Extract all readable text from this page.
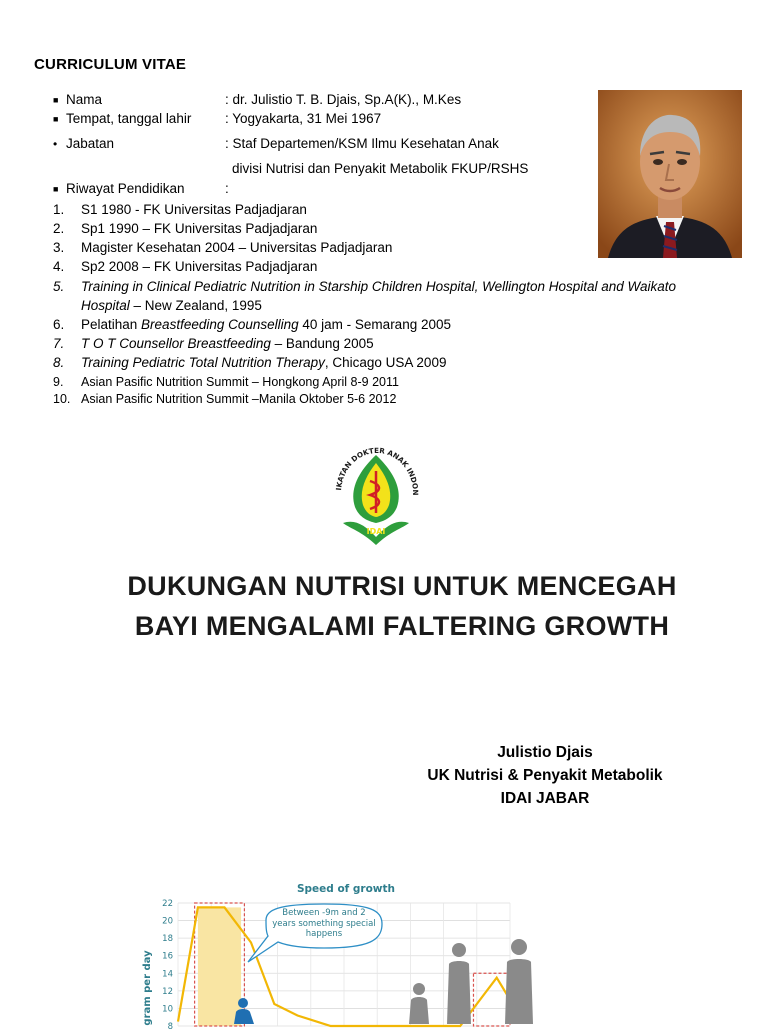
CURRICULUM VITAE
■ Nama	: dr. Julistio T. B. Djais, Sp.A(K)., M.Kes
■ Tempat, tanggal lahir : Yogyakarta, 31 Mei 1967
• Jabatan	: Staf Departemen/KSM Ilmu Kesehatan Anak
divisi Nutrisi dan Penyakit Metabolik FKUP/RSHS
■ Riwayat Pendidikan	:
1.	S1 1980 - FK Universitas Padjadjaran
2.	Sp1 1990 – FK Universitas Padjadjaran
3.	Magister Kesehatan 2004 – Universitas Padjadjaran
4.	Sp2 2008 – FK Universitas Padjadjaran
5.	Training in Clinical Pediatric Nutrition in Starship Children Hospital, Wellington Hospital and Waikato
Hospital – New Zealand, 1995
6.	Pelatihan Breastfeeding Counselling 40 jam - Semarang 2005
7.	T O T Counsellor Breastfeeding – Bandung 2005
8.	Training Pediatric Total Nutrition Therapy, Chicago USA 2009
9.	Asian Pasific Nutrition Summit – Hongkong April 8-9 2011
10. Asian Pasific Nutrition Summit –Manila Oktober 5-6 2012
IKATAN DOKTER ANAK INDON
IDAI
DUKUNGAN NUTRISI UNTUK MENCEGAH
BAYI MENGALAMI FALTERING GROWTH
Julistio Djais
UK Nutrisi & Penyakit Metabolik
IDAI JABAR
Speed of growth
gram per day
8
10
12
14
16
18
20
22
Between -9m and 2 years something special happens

---

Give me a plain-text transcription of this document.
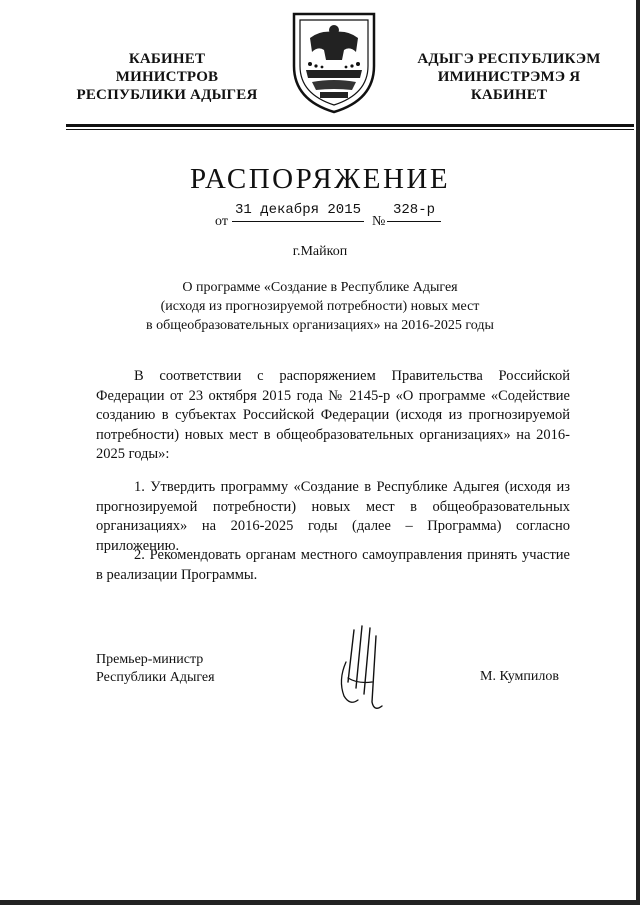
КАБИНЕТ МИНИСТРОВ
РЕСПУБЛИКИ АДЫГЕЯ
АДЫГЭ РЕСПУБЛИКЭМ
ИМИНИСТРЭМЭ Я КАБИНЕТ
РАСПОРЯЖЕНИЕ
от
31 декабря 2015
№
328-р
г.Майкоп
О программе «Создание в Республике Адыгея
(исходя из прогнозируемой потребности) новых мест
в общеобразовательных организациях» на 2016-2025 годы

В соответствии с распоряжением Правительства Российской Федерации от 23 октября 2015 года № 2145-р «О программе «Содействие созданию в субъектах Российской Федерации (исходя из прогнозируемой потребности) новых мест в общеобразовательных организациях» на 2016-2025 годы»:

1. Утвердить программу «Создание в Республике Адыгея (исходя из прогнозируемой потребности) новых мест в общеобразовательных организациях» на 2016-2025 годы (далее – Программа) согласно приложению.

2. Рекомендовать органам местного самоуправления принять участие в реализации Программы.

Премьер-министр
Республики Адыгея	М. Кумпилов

---

YOUR TASK: Search the entries for the word "КАБИНЕТ", then gather every line that has it.

TASK SOLUTION:
КАБИНЕТ МИНИСТРОВ
ИМИНИСТРЭМЭ Я КАБИНЕТ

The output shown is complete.